:: Records for processing ::
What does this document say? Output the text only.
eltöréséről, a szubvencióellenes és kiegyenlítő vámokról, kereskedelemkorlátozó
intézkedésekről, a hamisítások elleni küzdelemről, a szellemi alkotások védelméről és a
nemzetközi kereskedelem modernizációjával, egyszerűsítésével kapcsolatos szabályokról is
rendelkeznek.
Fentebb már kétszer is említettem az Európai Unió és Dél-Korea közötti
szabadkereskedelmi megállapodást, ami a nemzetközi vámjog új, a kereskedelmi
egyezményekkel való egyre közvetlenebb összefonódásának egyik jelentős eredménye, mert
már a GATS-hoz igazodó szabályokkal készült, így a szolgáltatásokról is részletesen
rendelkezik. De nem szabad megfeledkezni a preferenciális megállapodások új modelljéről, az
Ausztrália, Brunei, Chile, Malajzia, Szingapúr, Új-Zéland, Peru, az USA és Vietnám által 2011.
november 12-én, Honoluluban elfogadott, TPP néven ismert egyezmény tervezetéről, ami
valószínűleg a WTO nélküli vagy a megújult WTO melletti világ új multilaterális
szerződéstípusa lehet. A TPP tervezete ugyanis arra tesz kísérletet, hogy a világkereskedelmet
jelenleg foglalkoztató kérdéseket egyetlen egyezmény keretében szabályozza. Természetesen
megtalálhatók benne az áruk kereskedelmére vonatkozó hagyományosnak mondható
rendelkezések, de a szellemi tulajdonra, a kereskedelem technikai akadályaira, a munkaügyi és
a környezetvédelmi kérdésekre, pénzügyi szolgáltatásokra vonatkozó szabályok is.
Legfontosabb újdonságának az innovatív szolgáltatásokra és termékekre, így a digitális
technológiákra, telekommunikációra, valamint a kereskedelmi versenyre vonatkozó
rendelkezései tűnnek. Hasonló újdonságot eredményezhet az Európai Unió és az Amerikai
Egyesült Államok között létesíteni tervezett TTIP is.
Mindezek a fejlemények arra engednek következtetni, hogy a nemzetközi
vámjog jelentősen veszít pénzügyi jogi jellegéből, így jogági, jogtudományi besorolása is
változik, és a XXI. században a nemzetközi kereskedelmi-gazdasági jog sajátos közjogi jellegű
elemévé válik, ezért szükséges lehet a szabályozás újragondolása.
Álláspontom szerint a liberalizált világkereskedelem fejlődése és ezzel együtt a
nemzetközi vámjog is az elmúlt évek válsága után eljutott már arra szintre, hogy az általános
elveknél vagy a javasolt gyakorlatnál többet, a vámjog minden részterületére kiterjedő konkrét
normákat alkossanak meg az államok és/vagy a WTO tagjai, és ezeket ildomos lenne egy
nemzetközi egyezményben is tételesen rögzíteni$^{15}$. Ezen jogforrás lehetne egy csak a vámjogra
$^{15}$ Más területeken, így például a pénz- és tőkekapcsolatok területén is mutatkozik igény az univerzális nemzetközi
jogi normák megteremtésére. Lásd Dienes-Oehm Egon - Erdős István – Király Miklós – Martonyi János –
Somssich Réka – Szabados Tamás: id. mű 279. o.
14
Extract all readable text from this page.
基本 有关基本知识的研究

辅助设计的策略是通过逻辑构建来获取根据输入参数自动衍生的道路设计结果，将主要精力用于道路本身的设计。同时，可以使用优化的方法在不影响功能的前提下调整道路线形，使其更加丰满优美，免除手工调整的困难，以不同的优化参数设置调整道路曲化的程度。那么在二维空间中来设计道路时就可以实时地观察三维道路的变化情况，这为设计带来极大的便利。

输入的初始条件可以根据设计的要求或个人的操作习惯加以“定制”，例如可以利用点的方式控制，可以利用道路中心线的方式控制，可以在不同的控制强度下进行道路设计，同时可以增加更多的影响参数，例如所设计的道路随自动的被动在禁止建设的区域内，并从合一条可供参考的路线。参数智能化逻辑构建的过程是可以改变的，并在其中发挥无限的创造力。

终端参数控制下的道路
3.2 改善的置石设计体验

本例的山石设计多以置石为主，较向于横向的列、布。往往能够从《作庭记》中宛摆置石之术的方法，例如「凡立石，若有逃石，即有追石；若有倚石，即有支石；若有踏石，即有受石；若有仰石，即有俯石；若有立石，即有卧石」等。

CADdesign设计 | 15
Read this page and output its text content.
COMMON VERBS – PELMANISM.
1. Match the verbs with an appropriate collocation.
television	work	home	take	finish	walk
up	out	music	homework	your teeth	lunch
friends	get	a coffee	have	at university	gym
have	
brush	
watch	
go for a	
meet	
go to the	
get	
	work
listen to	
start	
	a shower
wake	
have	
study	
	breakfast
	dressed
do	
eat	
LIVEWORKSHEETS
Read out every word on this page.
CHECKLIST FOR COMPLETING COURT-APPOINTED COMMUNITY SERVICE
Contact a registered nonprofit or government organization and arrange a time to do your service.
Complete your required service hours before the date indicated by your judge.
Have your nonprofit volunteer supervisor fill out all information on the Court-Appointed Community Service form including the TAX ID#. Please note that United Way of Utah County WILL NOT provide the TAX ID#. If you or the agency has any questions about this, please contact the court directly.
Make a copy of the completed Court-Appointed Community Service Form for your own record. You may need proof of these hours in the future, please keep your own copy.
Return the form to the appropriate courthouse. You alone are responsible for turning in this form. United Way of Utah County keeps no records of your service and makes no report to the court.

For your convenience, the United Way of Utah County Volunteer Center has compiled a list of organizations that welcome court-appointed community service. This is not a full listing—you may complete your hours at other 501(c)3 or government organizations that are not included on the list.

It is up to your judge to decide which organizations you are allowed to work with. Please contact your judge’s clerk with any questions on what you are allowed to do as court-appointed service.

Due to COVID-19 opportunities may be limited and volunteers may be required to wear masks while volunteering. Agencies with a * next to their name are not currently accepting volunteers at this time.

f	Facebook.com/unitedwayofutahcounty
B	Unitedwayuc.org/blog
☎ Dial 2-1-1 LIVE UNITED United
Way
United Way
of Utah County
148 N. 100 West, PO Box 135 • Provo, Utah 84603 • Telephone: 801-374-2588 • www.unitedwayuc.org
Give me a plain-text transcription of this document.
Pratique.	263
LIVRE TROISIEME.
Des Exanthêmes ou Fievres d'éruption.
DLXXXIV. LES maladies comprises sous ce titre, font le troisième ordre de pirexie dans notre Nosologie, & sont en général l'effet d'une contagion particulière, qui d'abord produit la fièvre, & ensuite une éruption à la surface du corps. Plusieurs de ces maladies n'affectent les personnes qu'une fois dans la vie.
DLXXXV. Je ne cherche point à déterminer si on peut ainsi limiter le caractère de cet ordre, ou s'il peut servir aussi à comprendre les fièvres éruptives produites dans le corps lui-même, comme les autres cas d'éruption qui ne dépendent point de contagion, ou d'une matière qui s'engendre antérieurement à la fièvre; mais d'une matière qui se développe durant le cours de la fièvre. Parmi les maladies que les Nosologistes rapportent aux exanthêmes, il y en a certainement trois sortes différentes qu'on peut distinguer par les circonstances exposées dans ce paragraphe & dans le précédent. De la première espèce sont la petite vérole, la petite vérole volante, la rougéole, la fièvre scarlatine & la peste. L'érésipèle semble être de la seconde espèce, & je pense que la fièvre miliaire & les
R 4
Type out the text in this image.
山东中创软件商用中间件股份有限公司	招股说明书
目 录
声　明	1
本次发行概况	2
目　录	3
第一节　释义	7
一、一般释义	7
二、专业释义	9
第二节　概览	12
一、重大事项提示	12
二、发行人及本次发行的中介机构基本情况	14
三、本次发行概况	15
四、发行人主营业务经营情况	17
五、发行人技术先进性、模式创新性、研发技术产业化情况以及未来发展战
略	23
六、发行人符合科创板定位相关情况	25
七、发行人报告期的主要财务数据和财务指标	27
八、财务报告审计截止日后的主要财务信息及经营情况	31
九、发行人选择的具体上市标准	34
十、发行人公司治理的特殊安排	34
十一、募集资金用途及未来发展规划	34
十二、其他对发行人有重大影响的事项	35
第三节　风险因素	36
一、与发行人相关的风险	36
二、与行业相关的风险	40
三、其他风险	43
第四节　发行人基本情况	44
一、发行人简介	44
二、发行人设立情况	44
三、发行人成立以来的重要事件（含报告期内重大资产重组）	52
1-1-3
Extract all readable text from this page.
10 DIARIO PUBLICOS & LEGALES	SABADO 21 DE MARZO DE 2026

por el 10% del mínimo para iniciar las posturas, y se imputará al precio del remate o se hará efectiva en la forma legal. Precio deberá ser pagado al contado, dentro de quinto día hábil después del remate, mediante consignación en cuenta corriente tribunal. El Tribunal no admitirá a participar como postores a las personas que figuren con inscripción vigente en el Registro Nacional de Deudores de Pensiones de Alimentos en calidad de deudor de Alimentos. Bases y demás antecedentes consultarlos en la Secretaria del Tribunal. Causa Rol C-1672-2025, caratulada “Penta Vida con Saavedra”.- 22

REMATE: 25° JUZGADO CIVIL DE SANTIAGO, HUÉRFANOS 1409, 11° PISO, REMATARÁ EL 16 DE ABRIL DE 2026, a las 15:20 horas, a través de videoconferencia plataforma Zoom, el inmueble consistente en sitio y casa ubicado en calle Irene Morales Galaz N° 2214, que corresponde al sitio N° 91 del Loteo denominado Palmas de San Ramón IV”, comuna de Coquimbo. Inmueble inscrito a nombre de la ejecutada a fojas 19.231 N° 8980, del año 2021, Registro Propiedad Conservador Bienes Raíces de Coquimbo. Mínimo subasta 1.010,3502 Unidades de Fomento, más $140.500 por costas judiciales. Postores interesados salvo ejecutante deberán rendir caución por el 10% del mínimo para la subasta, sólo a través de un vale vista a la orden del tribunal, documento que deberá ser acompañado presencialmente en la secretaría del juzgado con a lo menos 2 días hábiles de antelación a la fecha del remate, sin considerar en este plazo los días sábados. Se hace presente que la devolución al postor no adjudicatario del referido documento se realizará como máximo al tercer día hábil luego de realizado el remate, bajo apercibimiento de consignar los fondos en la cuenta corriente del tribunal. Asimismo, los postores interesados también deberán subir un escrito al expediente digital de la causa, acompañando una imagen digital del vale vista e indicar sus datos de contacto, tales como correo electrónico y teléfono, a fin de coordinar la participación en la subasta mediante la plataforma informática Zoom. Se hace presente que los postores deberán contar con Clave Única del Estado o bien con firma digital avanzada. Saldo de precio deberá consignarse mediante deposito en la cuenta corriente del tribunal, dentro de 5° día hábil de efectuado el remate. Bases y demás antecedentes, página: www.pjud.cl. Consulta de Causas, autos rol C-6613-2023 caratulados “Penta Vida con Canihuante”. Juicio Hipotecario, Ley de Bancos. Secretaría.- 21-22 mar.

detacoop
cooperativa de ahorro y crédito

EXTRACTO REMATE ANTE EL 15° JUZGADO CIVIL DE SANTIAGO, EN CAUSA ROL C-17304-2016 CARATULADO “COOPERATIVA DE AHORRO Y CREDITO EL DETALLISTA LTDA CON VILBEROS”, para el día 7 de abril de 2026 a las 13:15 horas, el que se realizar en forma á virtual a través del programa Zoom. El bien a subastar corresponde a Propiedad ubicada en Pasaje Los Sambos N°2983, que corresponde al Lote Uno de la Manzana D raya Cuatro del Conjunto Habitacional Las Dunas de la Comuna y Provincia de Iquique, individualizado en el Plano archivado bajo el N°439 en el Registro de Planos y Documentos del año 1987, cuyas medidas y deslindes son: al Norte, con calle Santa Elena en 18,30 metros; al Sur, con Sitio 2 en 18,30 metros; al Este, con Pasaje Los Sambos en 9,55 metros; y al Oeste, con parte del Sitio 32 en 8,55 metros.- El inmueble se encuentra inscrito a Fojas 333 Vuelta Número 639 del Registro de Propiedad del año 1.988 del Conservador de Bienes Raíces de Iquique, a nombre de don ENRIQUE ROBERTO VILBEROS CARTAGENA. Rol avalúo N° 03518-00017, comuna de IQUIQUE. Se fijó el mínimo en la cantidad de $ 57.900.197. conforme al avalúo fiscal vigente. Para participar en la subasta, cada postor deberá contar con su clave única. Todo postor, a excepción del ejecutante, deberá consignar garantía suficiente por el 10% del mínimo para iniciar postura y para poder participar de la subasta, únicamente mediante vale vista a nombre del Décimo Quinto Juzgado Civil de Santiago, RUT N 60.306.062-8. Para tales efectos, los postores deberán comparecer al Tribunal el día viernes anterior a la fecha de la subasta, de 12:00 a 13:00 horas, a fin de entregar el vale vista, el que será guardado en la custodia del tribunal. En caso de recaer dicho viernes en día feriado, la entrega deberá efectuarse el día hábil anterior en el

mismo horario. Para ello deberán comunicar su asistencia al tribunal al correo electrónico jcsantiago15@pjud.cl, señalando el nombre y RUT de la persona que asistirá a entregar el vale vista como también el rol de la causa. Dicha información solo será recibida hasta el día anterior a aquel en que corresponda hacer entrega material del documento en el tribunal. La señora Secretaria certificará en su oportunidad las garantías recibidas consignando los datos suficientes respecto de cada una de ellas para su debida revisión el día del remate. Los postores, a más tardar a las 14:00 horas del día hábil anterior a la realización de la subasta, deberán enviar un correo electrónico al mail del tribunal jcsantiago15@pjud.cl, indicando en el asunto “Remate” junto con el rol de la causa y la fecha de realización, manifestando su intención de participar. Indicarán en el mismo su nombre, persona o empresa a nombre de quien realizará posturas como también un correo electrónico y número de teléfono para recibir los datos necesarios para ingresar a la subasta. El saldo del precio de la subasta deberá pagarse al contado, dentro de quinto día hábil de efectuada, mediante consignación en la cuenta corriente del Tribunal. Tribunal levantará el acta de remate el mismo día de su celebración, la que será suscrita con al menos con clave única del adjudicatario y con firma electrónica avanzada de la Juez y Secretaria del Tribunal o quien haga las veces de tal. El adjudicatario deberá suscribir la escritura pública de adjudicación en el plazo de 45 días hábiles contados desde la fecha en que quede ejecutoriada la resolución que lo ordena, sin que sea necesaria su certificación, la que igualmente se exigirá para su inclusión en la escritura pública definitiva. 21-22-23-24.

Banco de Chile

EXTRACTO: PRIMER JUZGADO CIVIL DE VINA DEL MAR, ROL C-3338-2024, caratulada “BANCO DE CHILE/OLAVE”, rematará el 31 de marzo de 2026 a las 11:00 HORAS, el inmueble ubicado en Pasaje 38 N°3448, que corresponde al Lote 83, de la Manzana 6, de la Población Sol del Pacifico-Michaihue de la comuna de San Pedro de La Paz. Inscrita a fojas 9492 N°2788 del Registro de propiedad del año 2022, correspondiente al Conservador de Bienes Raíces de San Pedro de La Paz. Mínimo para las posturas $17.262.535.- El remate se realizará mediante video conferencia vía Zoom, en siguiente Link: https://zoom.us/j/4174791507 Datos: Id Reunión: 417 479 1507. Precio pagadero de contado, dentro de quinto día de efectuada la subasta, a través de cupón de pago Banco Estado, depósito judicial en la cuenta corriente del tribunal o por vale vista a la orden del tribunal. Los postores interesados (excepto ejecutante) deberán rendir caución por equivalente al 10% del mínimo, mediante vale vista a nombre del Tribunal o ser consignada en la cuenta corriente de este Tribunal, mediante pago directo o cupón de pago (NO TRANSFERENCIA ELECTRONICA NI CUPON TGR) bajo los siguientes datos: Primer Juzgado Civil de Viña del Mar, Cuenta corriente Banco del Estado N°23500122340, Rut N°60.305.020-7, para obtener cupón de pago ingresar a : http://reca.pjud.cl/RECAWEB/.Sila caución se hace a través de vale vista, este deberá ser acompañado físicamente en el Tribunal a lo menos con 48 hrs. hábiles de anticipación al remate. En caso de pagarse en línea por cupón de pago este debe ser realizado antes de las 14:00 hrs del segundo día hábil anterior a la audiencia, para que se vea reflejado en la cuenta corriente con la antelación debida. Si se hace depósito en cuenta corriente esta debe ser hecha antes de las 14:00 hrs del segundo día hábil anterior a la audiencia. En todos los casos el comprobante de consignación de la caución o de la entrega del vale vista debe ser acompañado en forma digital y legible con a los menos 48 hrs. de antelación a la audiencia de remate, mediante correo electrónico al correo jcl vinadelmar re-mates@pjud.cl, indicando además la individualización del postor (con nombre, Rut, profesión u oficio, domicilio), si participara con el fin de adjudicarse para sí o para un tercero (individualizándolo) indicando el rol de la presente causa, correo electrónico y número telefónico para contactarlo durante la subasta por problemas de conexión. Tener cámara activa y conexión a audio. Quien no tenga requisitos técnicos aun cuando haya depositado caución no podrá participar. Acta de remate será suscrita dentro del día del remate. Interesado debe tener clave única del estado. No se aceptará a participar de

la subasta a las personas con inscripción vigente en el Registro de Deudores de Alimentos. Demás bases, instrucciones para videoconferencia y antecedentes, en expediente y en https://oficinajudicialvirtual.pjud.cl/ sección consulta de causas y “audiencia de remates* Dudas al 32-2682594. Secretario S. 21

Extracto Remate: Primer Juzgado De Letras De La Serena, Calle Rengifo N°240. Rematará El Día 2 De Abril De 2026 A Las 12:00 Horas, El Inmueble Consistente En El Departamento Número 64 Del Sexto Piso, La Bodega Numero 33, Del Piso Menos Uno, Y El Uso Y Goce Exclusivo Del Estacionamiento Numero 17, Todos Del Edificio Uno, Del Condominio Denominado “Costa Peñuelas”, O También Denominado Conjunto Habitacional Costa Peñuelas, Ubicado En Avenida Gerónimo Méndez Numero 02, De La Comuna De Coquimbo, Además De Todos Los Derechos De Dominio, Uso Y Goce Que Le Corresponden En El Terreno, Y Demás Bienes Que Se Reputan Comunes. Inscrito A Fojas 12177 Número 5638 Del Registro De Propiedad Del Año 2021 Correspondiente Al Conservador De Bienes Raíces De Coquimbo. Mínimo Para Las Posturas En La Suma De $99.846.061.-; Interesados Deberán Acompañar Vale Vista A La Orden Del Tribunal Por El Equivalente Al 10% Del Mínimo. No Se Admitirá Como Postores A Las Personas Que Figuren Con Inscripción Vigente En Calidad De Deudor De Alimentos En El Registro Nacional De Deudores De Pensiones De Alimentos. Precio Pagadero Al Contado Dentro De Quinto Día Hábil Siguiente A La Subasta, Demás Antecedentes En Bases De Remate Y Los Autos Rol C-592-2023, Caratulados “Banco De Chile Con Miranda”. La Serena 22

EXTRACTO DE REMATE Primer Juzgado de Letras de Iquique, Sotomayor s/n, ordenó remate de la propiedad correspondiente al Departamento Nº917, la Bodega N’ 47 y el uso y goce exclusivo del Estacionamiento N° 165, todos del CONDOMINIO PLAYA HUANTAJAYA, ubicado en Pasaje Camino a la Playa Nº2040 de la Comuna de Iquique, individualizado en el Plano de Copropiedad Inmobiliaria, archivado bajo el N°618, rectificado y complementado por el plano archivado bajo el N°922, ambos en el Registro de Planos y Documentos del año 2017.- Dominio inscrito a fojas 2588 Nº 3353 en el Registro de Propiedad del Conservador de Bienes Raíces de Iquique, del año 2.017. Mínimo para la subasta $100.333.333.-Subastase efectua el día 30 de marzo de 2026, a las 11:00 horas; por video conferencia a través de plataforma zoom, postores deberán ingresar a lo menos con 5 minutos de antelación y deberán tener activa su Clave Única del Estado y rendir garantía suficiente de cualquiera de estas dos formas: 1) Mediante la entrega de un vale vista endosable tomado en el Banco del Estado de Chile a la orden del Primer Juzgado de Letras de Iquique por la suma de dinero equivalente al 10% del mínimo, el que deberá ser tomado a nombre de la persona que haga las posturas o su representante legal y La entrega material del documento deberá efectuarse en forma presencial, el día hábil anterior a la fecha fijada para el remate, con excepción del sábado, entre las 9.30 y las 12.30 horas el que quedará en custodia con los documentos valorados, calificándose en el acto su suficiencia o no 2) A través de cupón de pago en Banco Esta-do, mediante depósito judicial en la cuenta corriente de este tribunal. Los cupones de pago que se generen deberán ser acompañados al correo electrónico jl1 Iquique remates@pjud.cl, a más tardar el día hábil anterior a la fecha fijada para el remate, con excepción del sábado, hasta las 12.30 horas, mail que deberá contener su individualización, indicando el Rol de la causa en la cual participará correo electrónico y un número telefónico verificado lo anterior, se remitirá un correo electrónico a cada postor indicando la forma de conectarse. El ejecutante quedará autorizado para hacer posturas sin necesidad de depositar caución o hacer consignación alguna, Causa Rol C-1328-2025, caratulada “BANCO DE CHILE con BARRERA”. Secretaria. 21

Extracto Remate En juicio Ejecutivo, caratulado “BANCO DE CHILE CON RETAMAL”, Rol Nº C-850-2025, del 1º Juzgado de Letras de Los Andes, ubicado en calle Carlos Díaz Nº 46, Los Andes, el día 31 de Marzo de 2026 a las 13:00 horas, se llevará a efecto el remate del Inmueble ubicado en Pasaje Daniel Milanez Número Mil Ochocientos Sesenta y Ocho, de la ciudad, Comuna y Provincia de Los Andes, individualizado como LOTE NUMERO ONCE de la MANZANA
:::
What the task asks »
Each line holding "szolgáltatásokra" must be found and copied.

Task result »
a környezetvédelmi kérdésekre, pénzügyi szolgáltatásokra vonatkozó szabályok is.
Legfontosabb újdonságának az innovatív szolgáltatásokra és termékekre, így a digitális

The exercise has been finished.